● **EXTRACT PROVIDED**:
-----
"With efficiency measured at 79.6% at 89.6W in our test, this Silentmaxx will probably reach 80% at 100W (20% load), so it too, can probably earn 80 PLUS certification."

20% of 400W is 80W not 100W. I guess this means it might not meet the 80 PLUS certification, though it's certainly right on the border.

Also, I wonder if the temperature difference can be accounted for because of a difference in testing. Looking at the pictures the Zen was tested with cardboard covering the top and the side of the power supply, while the Silentmaxx was tested with it covering only the side. Normally this kind of thing wouldn't matter, but with a fanless power supply I could see this small difference making a few degrees difference.

"The Zen earned 80 PLUS certification with >20% efficiency at 20, 50 and 100% of rated power (and >0.9 PF)."

A small typo, should be >80% efficiency, right?

Pink heatsinks ?
At first I thought it was a joke after the 'OMG ponies' Slashdot's design for April Fool's day.
Now I realizes it's serious, but I'm still not that convinced about the added benefit.
Sure, anything is better than silvery aluminum, but why not paint them black if it's to improve the heat radiation ?

I'll cast my vote for a measurement anomaly. More efficient heatsinks might keep internal components cooler, but they will not move less heat into the cooling airflow. Either the Zen allows significantly less airflow or SPCR missed something in the testing. I don't intend this as an insult; controlling secondary heat losses and accurately measuring the exhaust's average temperature can't be easy.
-----
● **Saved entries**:

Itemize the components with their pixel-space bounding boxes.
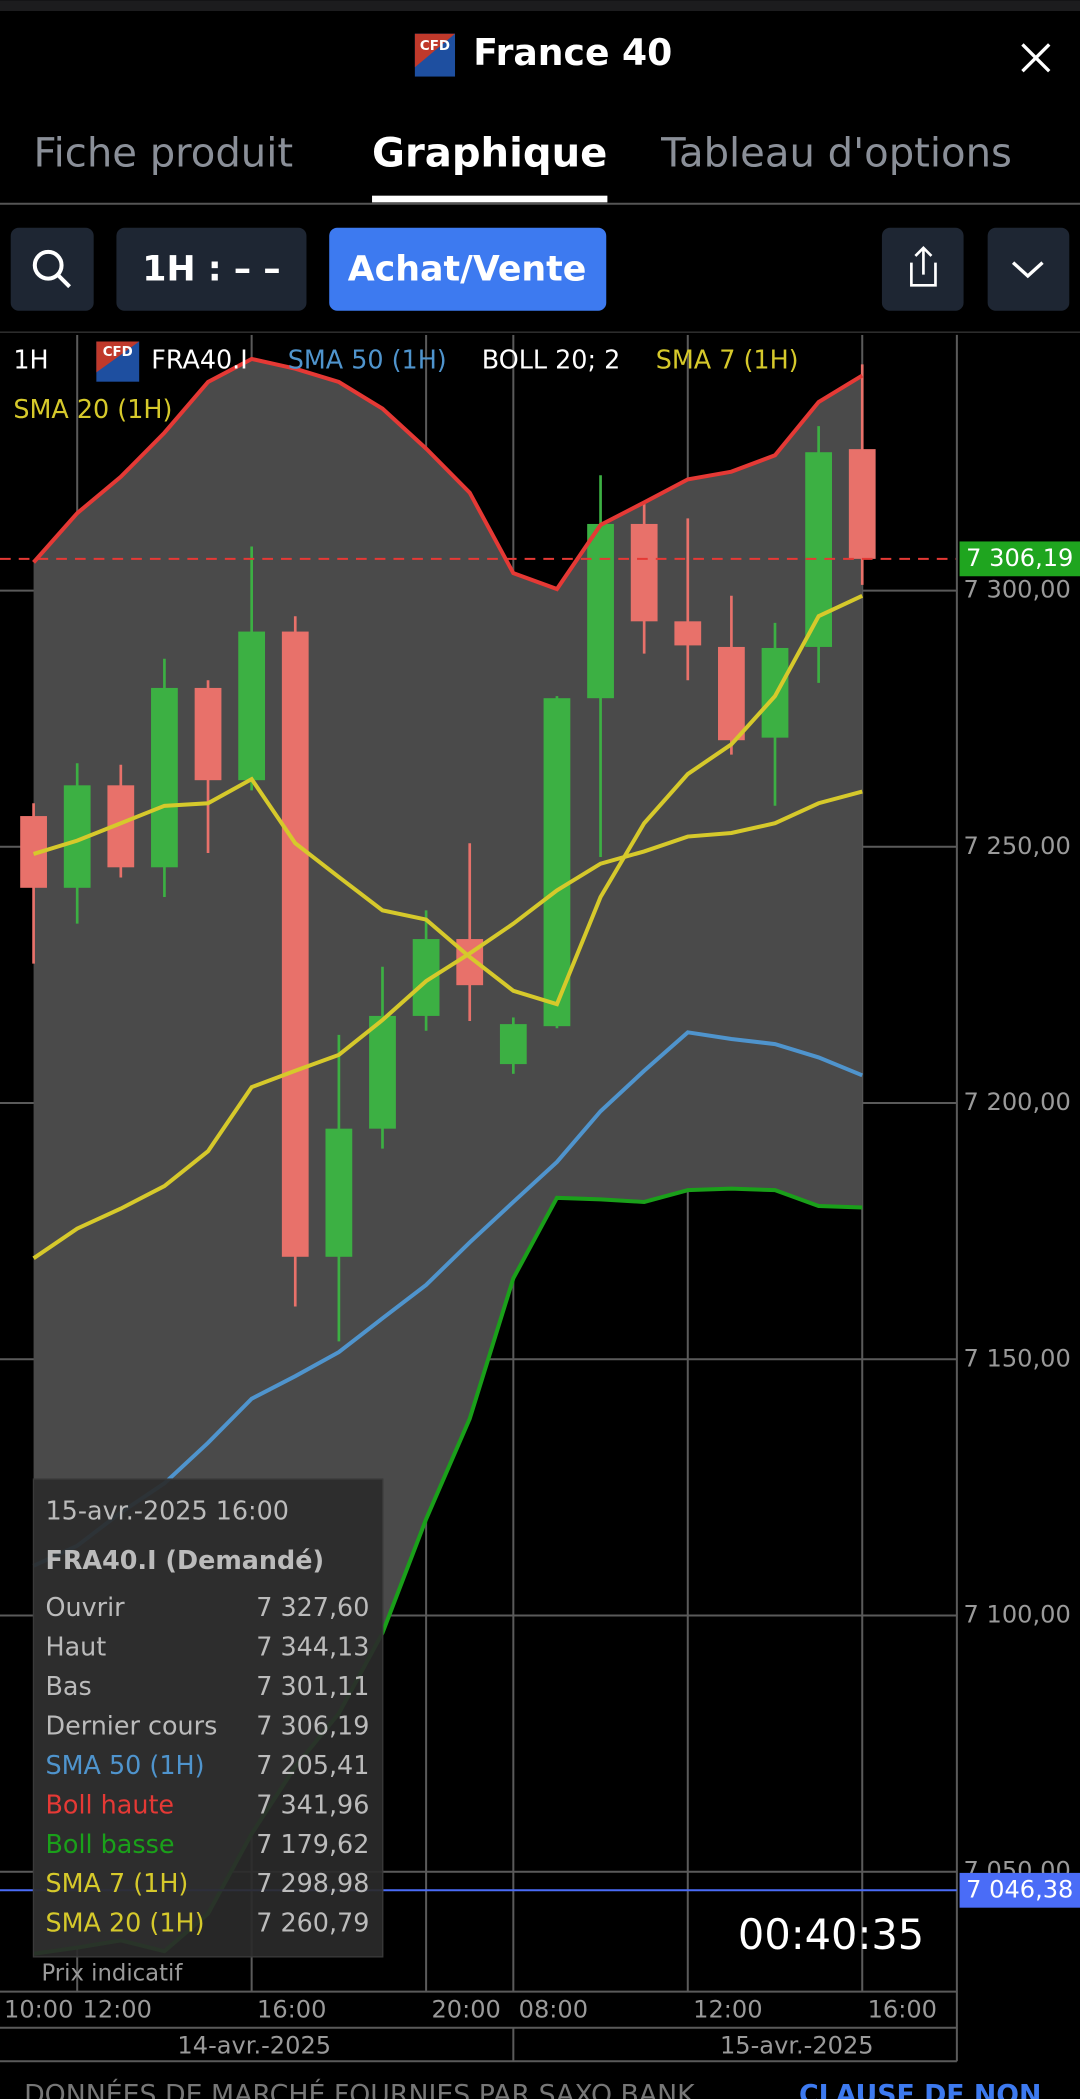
tab[interactable]: Graphique bbox=[372, 131, 607, 177]
tooltip-row-value: 7 327,60 bbox=[256, 1592, 369, 1622]
product-icon-red bbox=[414, 33, 456, 68]
tab[interactable]: Tableau d'options bbox=[660, 131, 1012, 177]
date-label: 15-avr.-2025 bbox=[720, 2032, 874, 2060]
candle-body bbox=[674, 621, 702, 646]
tooltip-row-label: Haut bbox=[46, 1631, 107, 1661]
tooltip-title: FRA40.I (Demandé) bbox=[46, 1545, 325, 1575]
y-tick-label: 7 100,00 bbox=[964, 1601, 1071, 1629]
date-label: 14-avr.-2025 bbox=[177, 2032, 331, 2060]
candle-body bbox=[281, 631, 309, 1257]
legend-entry: SMA 50 (1H) bbox=[288, 345, 447, 375]
candle-body bbox=[718, 646, 745, 741]
candle-body bbox=[369, 1015, 396, 1129]
indicator-line bbox=[32, 789, 863, 1260]
bollinger-upper bbox=[32, 356, 864, 592]
tooltip-row-label: Dernier cours bbox=[46, 1710, 218, 1740]
y-tick-label: 7 150,00 bbox=[964, 1344, 1071, 1372]
y-tick-label: 7 300,00 bbox=[964, 576, 1071, 604]
footer-text: DONNÉES DE MARCHÉ FOURNIES PAR SAXO BANK bbox=[24, 2079, 696, 2099]
tooltip-row-value: 7 306,19 bbox=[256, 1710, 369, 1740]
legend-entry: SMA 7 (1H) bbox=[656, 345, 799, 375]
trade-button-label: Achat/Vente bbox=[348, 250, 587, 290]
y-tick-label: 7 250,00 bbox=[964, 832, 1071, 860]
tooltip-row-value: 7 301,11 bbox=[256, 1671, 369, 1701]
legend-instrument: FRA40.I bbox=[151, 345, 248, 375]
x-tick-label: 08:00 bbox=[519, 1995, 588, 2023]
last-price-label: 7 306,19 bbox=[966, 544, 1073, 572]
candle-body bbox=[630, 523, 658, 622]
tabs: Fiche produit Graphique Tableau d'options bbox=[33, 131, 1012, 203]
x-tick-label: 16:00 bbox=[257, 1995, 326, 2023]
trade-button[interactable] bbox=[329, 227, 607, 311]
tooltip-row-label: Boll basse bbox=[46, 1829, 175, 1859]
last-price-tag bbox=[959, 541, 1080, 577]
tooltip-row-value: 7 298,98 bbox=[256, 1868, 369, 1898]
tab-underline bbox=[372, 195, 608, 203]
tooltip-row-label: SMA 50 (1H) bbox=[46, 1750, 205, 1780]
tooltip-row-label: Ouvrir bbox=[46, 1592, 126, 1622]
legend: 1H CFD FRA40.I SMA 50 (1H) BOLL 20; 2 SMA 7 (… bbox=[13, 341, 799, 424]
share-button[interactable] bbox=[881, 227, 964, 311]
candle-body bbox=[543, 698, 571, 1027]
header: CFD France 40 bbox=[414, 31, 1051, 77]
x-tick-label: 20:00 bbox=[431, 1995, 500, 2023]
header-title: France 40 bbox=[473, 31, 672, 74]
interval-label: 1H : – – bbox=[142, 250, 280, 290]
tooltip-row-label: SMA 7 (1H) bbox=[46, 1868, 189, 1898]
interval-button[interactable] bbox=[116, 227, 307, 311]
legend-icon-label: CFD bbox=[103, 345, 133, 360]
tooltip-date: 15-avr.-2025 16:00 bbox=[46, 1496, 289, 1526]
candle-body bbox=[848, 449, 876, 559]
tooltip-row-value: 7 179,62 bbox=[256, 1829, 369, 1859]
candle-body bbox=[325, 1128, 353, 1257]
tooltip-row-value: 7 205,41 bbox=[256, 1750, 369, 1780]
legend-entry: BOLL 20; 2 bbox=[482, 345, 621, 375]
x-tick-label: 10:00 bbox=[4, 1995, 73, 2023]
indicator-line bbox=[32, 593, 864, 1007]
tooltip-row-label: Boll haute bbox=[46, 1789, 175, 1819]
tooltip-row-label: SMA 20 (1H) bbox=[46, 1908, 205, 1938]
legend-entry: SMA 20 (1H) bbox=[13, 394, 172, 424]
tooltip-row-value: 7 341,96 bbox=[256, 1789, 369, 1819]
x-tick-label: 12:00 bbox=[83, 1995, 152, 2023]
close-button[interactable] bbox=[1021, 43, 1051, 73]
toolbar: 1H : – – Achat/Vente bbox=[10, 227, 1070, 311]
candle-body bbox=[151, 687, 178, 868]
status-strip bbox=[0, 0, 1080, 11]
tooltip: 15-avr.-2025 16:00 FRA40.I (Demandé) Ouvri… bbox=[32, 1478, 384, 1987]
tooltip-box bbox=[32, 1478, 384, 1958]
candle-body bbox=[238, 631, 266, 781]
alert-label: 7 046,38 bbox=[966, 1875, 1073, 1903]
footer-link[interactable]: CLAUSE DE NON bbox=[799, 2080, 1041, 2099]
search-button[interactable] bbox=[10, 227, 94, 311]
tab[interactable]: Fiche produit bbox=[33, 131, 293, 177]
tooltip-note: Prix indicatif bbox=[41, 1961, 183, 1987]
candle-body bbox=[194, 687, 222, 781]
countdown: 00:40:35 bbox=[738, 1910, 924, 1959]
alert-tag bbox=[959, 1872, 1080, 1908]
candle-body bbox=[587, 523, 614, 699]
axes: 7 050,007 100,007 150,007 200,007 250,00… bbox=[0, 334, 1080, 2063]
indicator-line bbox=[32, 1030, 863, 1568]
x-tick-label: 12:00 bbox=[693, 1995, 762, 2023]
expand-button[interactable] bbox=[987, 227, 1070, 311]
y-tick-label: 7 200,00 bbox=[964, 1088, 1071, 1116]
tooltip-row-value: 7 260,79 bbox=[256, 1908, 369, 1938]
x-tick-label: 16:00 bbox=[868, 1995, 937, 2023]
tooltip-row-label: Bas bbox=[46, 1671, 92, 1701]
product-icon-label: CFD bbox=[420, 39, 450, 54]
legend-interval: 1H bbox=[13, 345, 48, 375]
candle-body bbox=[499, 1024, 527, 1065]
tooltip-row-value: 7 344,13 bbox=[256, 1631, 369, 1661]
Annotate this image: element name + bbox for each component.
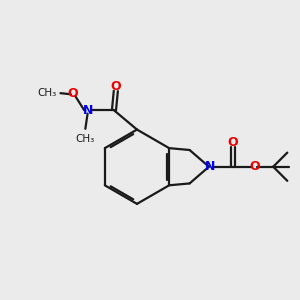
Text: CH₃: CH₃ — [38, 88, 57, 98]
Text: O: O — [228, 136, 238, 149]
Text: N: N — [82, 104, 93, 117]
Text: CH₃: CH₃ — [76, 134, 95, 144]
Text: O: O — [68, 87, 78, 101]
Text: O: O — [110, 80, 121, 93]
Text: N: N — [205, 160, 216, 173]
Text: O: O — [249, 160, 260, 173]
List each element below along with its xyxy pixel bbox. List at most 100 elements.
-----
● **BRIEF 1**: In the thread about fanless power supplies, what efficiency was measured for the Silentmaxx, and at what output?
● **BRIEF 2**: Reproduce the records from the line containing "Text: CH₃: CH₃ — [38, 88, 57, 98]" up to and including the final line of the records.

● **FULL OUTPUT 1**: 79.6% at 89.6W.

● **FULL OUTPUT 2**:
Text: CH₃: CH₃ — [38, 88, 57, 98]
Text: O: O — [228, 136, 238, 149]
Text: N: N — [82, 104, 93, 117]
Text: CH₃: CH₃ — [76, 134, 95, 144]
Text: O: O — [68, 87, 78, 101]
Text: O: O — [110, 80, 121, 93]
Text: N: N — [205, 160, 216, 173]
Text: O: O — [249, 160, 260, 173]
List each element below along with its xyxy pixel bbox. List at most 100 elements.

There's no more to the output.